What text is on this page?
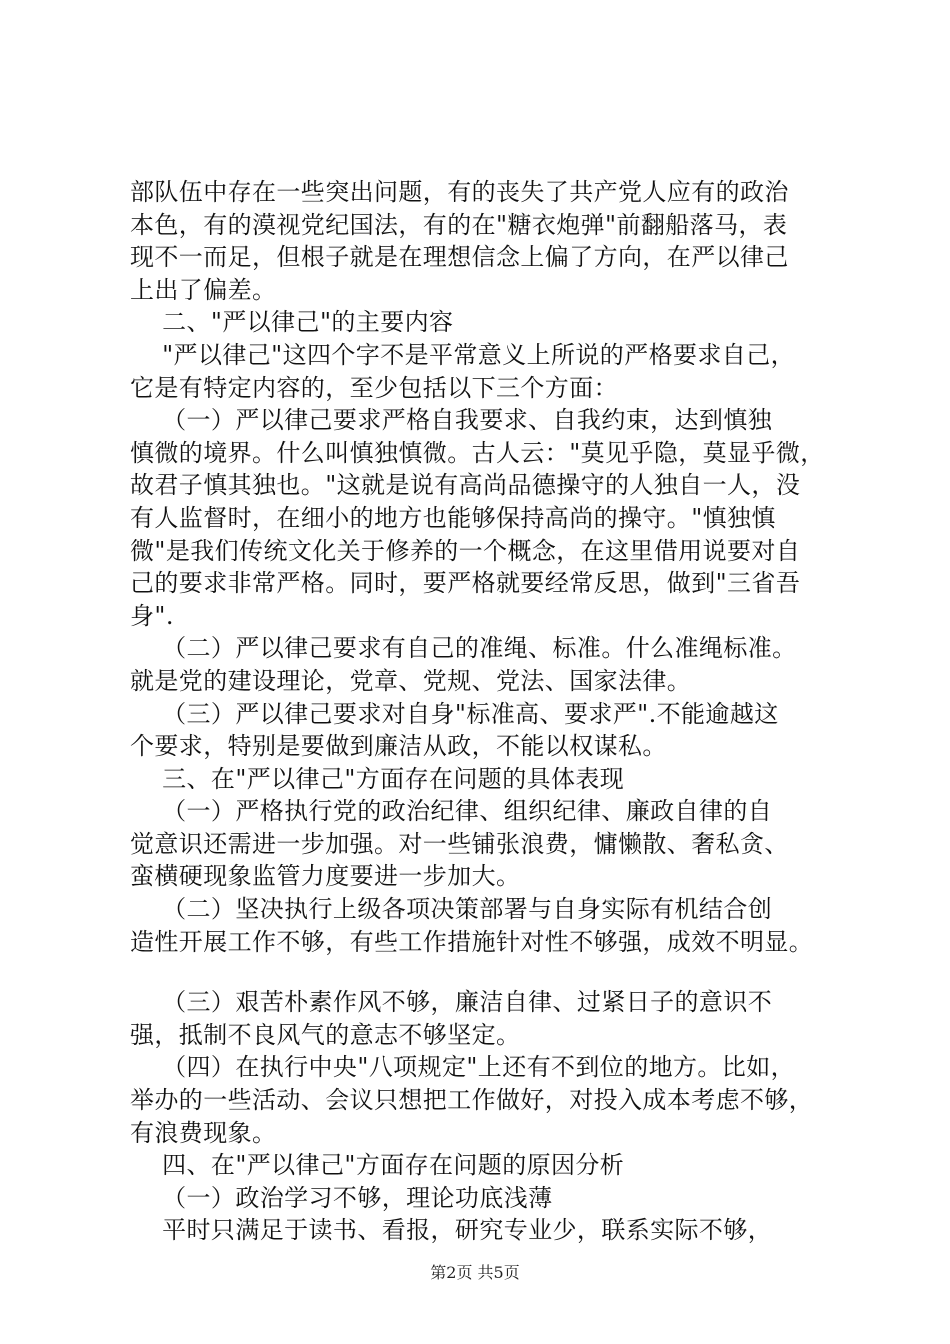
部队伍中存在一些突出问题，有的丧失了共产党人应有的政治
本色，有的漠视党纪国法，有的在"糖衣炮弹"前翻船落马，表
现不一而足，但根子就是在理想信念上偏了方向，在严以律己
上出了偏差。
二、"严以律己"的主要内容
"严以律己"这四个字不是平常意义上所说的严格要求自己，
它是有特定内容的，至少包括以下三个方面：
（一）严以律己要求严格自我要求、自我约束，达到慎独
慎微的境界。什么叫慎独慎微。古人云："莫见乎隐，莫显乎微，
故君子慎其独也。"这就是说有高尚品德操守的人独自一人，没
有人监督时，在细小的地方也能够保持高尚的操守。"慎独慎
微"是我们传统文化关于修养的一个概念，在这里借用说要对自
己的要求非常严格。同时，要严格就要经常反思，做到"三省吾
身".
（二）严以律己要求有自己的准绳、标准。什么准绳标准。
就是党的建设理论，党章、党规、党法、国家法律。
（三）严以律己要求对自身"标准高、要求严".不能逾越这
个要求，特别是要做到廉洁从政，不能以权谋私。
三、在"严以律己"方面存在问题的具体表现
（一）严格执行党的政治纪律、组织纪律、廉政自律的自
觉意识还需进一步加强。对一些铺张浪费，慵懒散、奢私贪、
蛮横硬现象监管力度要进一步加大。
（二）坚决执行上级各项决策部署与自身实际有机结合创
造性开展工作不够，有些工作措施针对性不够强，成效不明显。
（三）艰苦朴素作风不够，廉洁自律、过紧日子的意识不
强，抵制不良风气的意志不够坚定。
（四）在执行中央"八项规定"上还有不到位的地方。比如，
举办的一些活动、会议只想把工作做好，对投入成本考虑不够，
有浪费现象。
四、在"严以律己"方面存在问题的原因分析
（一）政治学习不够，理论功底浅薄
平时只满足于读书、看报，研究专业少，联系实际不够，
第2页 共5页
────
TASK BRIEF>
Return the whole listing, word for word, and leave out every picture.

SOLUTION TO THIS PROBLEM>
What text is on this page?
部队伍中存在一些突出问题，有的丧失了共产党人应有的政治
本色，有的漠视党纪国法，有的在"糖衣炮弹"前翻船落马，表
现不一而足，但根子就是在理想信念上偏了方向，在严以律己
上出了偏差。
二、"严以律己"的主要内容
"严以律己"这四个字不是平常意义上所说的严格要求自己，
它是有特定内容的，至少包括以下三个方面：
（一）严以律己要求严格自我要求、自我约束，达到慎独
慎微的境界。什么叫慎独慎微。古人云："莫见乎隐，莫显乎微，
故君子慎其独也。"这就是说有高尚品德操守的人独自一人，没
有人监督时，在细小的地方也能够保持高尚的操守。"慎独慎
微"是我们传统文化关于修养的一个概念，在这里借用说要对自
己的要求非常严格。同时，要严格就要经常反思，做到"三省吾
身".
（二）严以律己要求有自己的准绳、标准。什么准绳标准。
就是党的建设理论，党章、党规、党法、国家法律。
（三）严以律己要求对自身"标准高、要求严".不能逾越这
个要求，特别是要做到廉洁从政，不能以权谋私。
三、在"严以律己"方面存在问题的具体表现
（一）严格执行党的政治纪律、组织纪律、廉政自律的自
觉意识还需进一步加强。对一些铺张浪费，慵懒散、奢私贪、
蛮横硬现象监管力度要进一步加大。
（二）坚决执行上级各项决策部署与自身实际有机结合创
造性开展工作不够，有些工作措施针对性不够强，成效不明显。
（三）艰苦朴素作风不够，廉洁自律、过紧日子的意识不
强，抵制不良风气的意志不够坚定。
（四）在执行中央"八项规定"上还有不到位的地方。比如，
举办的一些活动、会议只想把工作做好，对投入成本考虑不够，
有浪费现象。
四、在"严以律己"方面存在问题的原因分析
（一）政治学习不够，理论功底浅薄
平时只满足于读书、看报，研究专业少，联系实际不够，
第2页 共5页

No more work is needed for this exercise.